--- begin DATA SECTION ---

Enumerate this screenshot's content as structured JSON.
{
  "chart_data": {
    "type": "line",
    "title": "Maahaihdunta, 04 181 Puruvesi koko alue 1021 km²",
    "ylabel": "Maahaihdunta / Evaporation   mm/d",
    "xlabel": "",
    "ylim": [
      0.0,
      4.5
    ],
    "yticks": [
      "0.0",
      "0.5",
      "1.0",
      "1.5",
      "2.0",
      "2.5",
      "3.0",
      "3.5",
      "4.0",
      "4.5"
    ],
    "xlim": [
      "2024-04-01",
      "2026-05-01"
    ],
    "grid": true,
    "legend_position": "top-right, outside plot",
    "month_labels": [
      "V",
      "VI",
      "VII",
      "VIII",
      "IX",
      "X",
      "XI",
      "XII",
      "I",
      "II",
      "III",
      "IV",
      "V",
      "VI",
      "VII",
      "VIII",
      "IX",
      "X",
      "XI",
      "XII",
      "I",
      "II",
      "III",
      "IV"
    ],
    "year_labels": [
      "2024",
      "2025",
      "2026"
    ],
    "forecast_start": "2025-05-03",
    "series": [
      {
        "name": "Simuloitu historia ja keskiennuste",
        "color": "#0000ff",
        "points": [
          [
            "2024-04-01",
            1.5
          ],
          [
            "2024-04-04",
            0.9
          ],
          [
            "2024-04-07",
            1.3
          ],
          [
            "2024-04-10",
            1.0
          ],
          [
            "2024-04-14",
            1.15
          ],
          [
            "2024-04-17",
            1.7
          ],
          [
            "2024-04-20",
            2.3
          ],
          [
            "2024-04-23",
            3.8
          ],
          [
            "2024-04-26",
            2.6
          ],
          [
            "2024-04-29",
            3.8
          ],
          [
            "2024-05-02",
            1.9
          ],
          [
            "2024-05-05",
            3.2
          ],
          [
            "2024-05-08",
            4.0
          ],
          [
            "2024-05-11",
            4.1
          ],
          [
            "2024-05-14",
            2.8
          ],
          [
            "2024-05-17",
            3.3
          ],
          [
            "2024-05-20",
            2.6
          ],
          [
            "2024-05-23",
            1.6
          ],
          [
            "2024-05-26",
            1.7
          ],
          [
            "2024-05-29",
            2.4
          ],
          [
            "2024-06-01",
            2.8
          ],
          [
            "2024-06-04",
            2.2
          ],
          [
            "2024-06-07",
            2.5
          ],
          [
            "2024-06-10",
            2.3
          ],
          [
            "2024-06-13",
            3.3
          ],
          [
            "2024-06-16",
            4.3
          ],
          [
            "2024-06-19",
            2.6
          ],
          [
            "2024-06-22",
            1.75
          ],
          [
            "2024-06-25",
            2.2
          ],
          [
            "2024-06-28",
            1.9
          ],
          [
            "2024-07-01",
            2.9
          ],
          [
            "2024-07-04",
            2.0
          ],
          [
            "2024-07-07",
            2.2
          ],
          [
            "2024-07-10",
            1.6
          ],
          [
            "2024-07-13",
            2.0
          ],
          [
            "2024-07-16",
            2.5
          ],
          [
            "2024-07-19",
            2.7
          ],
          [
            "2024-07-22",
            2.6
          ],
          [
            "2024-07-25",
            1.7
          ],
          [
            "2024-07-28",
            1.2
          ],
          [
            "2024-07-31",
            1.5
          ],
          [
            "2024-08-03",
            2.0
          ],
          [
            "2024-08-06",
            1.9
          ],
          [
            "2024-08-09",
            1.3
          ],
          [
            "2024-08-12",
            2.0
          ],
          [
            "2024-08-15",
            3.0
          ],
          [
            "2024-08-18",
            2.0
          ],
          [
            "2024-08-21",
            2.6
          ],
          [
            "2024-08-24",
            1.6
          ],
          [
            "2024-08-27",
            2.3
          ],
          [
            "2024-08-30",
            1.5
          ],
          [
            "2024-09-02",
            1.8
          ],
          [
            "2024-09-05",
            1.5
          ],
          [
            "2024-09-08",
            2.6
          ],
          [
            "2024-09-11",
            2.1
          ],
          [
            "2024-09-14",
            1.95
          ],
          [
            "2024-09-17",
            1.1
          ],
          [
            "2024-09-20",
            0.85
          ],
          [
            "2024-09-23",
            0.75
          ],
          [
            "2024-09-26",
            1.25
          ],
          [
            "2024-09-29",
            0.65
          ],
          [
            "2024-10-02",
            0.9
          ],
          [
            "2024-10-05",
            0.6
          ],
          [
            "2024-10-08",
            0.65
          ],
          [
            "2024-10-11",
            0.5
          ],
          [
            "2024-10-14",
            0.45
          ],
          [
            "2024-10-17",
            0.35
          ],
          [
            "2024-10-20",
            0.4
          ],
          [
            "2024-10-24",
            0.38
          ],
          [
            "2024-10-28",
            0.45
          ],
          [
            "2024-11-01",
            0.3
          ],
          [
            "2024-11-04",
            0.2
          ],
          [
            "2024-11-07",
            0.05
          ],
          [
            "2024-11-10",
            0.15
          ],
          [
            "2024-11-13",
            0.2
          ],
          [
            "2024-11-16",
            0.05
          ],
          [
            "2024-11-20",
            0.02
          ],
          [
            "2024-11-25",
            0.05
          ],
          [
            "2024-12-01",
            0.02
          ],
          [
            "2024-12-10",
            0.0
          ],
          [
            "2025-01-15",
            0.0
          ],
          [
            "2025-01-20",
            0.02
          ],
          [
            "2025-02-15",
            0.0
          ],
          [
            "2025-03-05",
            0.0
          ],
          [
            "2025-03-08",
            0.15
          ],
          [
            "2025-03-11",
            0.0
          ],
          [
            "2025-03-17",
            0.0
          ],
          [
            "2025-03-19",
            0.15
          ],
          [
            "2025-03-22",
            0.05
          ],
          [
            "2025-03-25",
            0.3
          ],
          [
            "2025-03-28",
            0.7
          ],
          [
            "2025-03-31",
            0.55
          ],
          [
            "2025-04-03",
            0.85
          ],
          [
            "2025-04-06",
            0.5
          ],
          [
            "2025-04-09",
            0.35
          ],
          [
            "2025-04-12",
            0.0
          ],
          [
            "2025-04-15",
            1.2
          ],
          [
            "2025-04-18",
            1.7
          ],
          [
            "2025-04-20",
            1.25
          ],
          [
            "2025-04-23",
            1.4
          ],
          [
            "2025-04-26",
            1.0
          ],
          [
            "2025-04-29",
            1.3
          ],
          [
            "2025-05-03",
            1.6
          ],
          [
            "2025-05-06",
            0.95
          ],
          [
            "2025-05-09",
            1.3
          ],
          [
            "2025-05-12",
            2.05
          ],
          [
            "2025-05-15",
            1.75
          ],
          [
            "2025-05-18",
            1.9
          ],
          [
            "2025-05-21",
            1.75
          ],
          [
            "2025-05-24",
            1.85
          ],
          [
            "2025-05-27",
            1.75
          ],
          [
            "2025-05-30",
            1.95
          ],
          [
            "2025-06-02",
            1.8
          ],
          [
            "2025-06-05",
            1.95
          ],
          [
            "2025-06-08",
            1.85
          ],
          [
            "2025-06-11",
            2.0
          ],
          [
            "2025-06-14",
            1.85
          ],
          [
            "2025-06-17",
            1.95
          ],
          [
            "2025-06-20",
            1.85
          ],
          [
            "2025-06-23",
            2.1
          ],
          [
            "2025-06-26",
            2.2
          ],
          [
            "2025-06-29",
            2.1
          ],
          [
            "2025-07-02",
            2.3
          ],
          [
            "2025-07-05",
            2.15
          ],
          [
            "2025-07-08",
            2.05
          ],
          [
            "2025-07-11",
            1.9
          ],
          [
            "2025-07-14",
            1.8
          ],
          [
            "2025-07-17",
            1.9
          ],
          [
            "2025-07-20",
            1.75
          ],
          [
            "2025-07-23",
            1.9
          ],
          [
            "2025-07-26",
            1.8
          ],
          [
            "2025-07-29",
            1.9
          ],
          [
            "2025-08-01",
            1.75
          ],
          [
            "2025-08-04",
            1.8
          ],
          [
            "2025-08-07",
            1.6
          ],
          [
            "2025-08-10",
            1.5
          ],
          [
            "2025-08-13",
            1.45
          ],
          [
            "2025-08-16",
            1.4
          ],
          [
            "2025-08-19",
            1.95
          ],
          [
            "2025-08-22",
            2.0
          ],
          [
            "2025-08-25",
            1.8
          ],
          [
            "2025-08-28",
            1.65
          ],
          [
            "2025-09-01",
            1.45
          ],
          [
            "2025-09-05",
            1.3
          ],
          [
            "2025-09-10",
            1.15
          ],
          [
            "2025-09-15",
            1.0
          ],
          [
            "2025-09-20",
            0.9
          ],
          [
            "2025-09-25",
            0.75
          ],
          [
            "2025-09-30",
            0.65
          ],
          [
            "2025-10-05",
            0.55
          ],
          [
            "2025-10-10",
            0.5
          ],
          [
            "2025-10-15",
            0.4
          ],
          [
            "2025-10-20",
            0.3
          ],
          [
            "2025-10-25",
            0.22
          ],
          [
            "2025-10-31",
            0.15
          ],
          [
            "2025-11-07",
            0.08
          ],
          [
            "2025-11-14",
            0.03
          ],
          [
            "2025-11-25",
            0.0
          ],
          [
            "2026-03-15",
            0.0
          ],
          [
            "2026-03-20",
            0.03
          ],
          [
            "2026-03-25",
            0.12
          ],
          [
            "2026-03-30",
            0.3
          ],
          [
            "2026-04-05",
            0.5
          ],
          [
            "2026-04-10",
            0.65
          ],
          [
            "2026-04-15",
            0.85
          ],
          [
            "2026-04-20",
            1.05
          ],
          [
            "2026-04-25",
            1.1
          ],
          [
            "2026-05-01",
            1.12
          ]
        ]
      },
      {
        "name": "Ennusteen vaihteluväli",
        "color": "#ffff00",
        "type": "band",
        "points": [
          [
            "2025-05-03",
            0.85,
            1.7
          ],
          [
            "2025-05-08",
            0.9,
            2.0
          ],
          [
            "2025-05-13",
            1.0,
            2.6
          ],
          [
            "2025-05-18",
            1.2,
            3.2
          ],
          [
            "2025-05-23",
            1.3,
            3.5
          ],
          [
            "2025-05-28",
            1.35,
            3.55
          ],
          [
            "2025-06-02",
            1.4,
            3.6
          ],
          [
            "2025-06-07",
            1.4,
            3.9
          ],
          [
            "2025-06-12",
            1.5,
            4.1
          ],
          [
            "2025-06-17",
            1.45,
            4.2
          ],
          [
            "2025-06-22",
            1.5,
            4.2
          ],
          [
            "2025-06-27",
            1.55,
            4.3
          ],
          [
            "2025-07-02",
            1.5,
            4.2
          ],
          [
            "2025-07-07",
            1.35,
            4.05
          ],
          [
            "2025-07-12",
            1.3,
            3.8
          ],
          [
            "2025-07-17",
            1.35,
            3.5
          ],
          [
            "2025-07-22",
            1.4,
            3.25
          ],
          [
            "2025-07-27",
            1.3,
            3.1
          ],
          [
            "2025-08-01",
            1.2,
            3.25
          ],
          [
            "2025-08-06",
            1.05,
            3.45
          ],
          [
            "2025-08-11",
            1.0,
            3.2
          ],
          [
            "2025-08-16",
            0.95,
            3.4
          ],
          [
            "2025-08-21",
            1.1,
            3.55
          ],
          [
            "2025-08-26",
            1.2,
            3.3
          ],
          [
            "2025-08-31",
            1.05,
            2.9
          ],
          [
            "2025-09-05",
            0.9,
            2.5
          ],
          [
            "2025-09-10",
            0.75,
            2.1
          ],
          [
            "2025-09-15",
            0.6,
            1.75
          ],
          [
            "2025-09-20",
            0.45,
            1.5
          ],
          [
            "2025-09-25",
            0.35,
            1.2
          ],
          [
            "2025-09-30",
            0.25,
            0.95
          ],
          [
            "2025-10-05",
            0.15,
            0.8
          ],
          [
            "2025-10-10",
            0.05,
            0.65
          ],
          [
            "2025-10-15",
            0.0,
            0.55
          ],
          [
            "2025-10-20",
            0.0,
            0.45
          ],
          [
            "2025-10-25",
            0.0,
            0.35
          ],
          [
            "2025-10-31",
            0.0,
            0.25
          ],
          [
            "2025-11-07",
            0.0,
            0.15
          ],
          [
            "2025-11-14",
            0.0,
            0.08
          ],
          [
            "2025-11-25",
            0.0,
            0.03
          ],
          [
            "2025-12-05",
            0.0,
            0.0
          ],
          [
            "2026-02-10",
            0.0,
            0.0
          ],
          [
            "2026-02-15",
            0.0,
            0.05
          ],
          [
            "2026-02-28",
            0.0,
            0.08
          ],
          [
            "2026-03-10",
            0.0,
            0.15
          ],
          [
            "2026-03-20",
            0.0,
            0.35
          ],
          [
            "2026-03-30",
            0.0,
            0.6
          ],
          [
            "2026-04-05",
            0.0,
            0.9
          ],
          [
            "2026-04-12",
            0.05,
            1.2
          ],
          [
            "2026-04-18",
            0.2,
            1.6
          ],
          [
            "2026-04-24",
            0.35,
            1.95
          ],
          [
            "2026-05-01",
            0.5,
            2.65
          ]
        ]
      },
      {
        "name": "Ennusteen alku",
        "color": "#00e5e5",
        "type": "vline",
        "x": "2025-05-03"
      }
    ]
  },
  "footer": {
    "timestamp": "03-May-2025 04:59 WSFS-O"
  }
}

--- end DATA SECTION ---
--- begin DATA SECTION ---

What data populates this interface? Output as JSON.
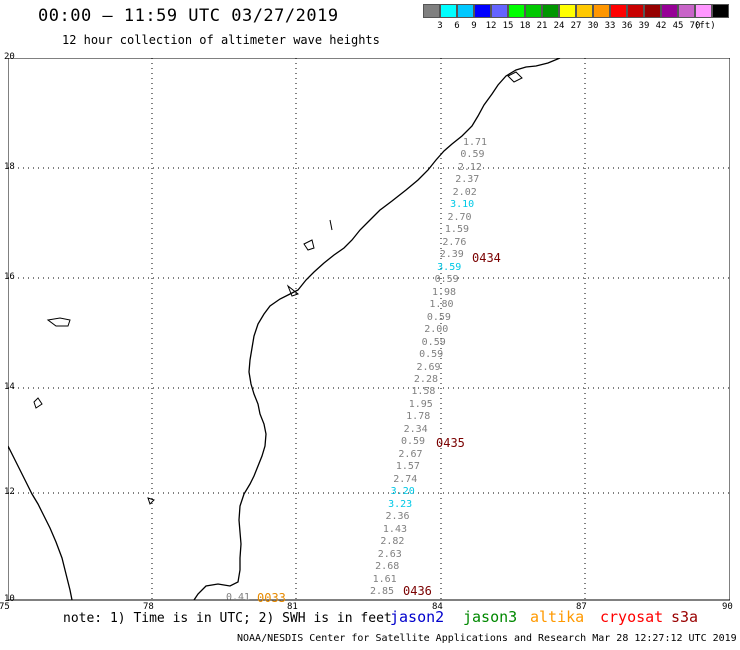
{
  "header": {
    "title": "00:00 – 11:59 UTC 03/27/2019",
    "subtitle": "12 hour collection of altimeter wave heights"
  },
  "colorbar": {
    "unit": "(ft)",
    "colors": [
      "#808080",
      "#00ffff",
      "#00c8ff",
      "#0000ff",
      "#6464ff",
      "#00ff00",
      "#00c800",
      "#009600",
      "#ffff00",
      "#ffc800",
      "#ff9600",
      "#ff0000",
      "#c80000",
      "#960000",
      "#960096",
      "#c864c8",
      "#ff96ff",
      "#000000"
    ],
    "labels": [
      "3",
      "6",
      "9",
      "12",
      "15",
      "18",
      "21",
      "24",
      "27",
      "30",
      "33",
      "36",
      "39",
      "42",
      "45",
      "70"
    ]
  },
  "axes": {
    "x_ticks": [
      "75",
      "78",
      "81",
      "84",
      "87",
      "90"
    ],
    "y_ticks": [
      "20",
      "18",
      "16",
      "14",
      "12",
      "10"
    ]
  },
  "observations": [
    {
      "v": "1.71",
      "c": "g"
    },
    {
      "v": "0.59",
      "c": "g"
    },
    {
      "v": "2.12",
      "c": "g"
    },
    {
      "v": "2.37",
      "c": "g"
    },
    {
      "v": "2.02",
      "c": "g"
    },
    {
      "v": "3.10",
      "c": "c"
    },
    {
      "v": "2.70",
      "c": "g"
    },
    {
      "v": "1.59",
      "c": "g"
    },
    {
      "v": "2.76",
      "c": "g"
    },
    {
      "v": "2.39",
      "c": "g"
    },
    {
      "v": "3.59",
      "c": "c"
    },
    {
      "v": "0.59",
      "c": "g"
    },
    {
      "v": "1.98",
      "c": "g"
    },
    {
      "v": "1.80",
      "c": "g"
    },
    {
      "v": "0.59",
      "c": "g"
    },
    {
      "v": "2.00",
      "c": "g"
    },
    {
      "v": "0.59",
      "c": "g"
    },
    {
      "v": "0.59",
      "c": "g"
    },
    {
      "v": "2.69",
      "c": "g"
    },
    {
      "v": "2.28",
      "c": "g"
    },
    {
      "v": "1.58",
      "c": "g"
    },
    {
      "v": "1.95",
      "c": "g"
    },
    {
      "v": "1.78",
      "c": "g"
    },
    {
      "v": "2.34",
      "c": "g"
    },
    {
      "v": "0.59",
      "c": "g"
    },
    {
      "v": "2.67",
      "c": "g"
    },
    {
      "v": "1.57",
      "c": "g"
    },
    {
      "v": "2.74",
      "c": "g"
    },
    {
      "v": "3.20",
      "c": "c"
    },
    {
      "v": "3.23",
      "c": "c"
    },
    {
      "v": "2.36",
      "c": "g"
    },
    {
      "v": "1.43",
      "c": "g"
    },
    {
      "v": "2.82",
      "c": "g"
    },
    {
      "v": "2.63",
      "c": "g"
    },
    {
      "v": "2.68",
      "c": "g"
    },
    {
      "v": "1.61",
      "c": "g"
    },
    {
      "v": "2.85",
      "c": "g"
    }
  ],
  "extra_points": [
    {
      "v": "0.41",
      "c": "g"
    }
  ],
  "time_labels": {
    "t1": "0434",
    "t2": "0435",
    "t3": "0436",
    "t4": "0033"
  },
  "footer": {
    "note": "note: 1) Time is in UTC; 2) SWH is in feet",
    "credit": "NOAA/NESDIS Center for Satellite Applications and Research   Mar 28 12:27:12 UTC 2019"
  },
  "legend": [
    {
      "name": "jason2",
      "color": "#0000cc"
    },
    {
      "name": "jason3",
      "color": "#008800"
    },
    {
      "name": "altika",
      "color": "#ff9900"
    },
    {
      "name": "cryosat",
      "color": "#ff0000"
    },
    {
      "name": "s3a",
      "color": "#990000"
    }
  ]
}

--- end DATA SECTION ---
--- begin DATA SECTION ---

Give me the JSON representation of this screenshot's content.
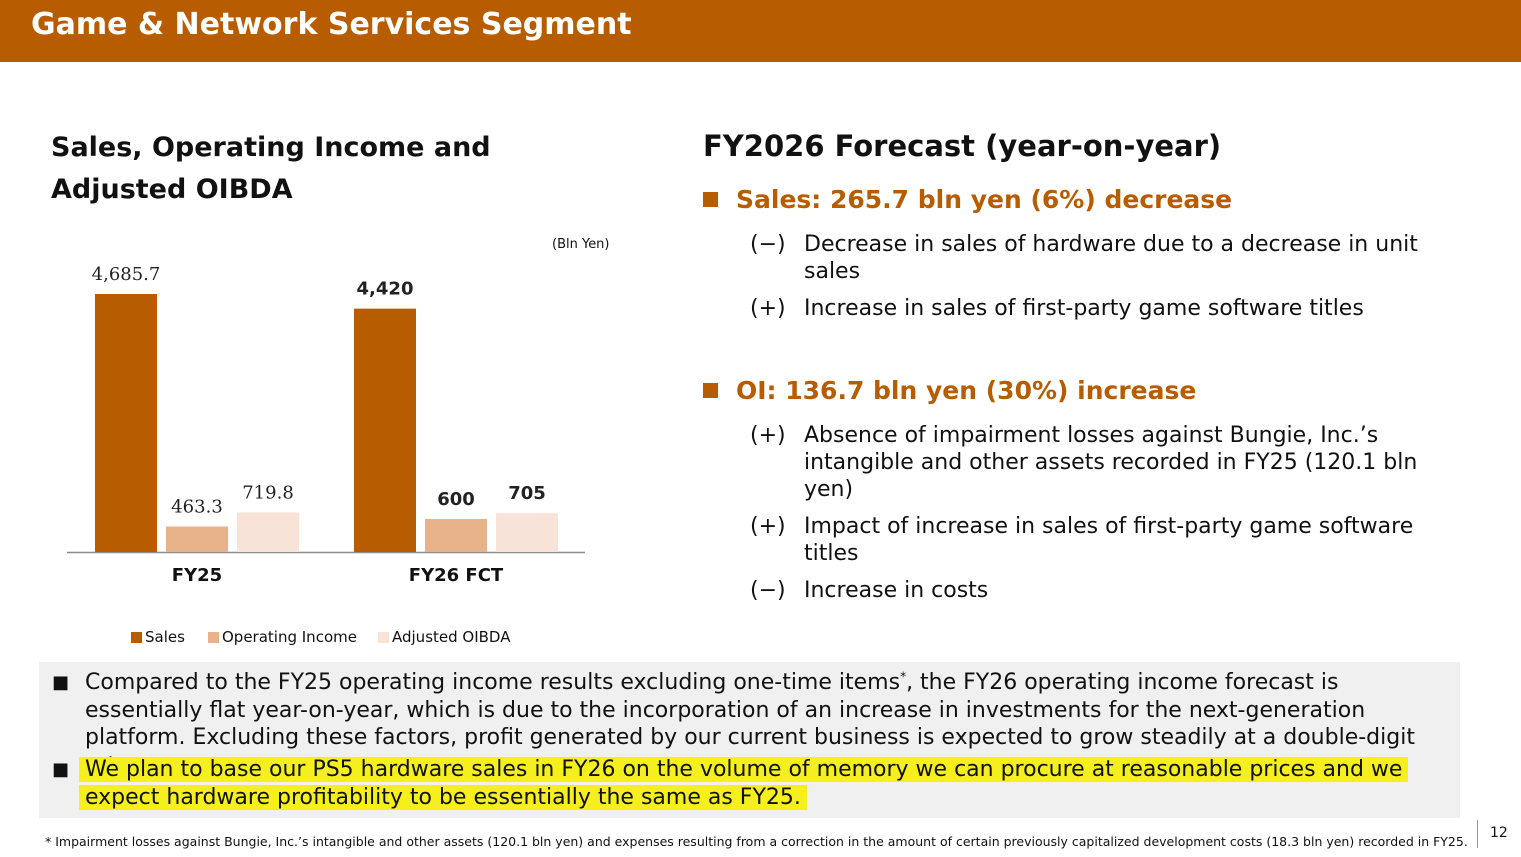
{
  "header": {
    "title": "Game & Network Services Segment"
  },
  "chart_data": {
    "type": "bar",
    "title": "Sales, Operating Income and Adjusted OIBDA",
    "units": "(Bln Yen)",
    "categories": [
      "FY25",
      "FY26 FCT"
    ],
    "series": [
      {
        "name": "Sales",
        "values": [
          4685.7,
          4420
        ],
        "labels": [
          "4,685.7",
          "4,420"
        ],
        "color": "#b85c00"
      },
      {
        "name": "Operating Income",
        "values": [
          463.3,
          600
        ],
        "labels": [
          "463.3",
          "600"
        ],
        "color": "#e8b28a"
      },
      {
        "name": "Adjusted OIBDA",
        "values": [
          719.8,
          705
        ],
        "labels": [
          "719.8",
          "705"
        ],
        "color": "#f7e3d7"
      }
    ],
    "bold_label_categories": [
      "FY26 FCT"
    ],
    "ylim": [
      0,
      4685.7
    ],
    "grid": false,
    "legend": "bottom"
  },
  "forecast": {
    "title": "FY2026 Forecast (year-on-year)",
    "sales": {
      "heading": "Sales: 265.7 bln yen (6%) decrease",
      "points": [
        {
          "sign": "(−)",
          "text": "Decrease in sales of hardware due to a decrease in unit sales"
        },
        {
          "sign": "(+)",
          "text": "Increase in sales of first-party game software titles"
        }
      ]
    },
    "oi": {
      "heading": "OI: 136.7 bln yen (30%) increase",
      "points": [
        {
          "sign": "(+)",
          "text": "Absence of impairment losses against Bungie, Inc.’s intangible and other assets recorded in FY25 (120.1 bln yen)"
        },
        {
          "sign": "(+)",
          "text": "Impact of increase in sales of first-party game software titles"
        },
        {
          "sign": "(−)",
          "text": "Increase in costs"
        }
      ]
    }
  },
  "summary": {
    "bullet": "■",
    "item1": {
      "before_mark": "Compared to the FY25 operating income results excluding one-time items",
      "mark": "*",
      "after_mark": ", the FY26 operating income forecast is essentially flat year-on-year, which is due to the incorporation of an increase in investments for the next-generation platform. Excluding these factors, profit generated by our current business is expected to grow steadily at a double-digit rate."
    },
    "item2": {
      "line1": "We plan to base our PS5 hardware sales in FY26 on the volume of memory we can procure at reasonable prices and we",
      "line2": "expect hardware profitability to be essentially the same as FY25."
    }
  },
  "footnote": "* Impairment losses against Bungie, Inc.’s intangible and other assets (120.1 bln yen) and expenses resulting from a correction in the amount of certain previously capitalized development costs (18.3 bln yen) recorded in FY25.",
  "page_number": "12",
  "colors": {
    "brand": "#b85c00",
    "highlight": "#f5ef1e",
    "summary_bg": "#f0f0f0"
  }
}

--- end DATA SECTION ---

= TASK TO COMPLETE =
Copy every line from the entries that contains the word "name".

= RESPONSE TO THIS TASK =
        "name": "Simuloitu historia ja keskiennuste",
        "name": "Ennusteen vaihteluväli",
        "name": "Ennusteen alku",
      "name": "jason2",
      "name": "jason3",
      "name": "altika",
      "name": "cryosat",
      "name": "s3a",
        "name": "Sales",
        "name": "Operating Income",
        "name": "Adjusted OIBDA",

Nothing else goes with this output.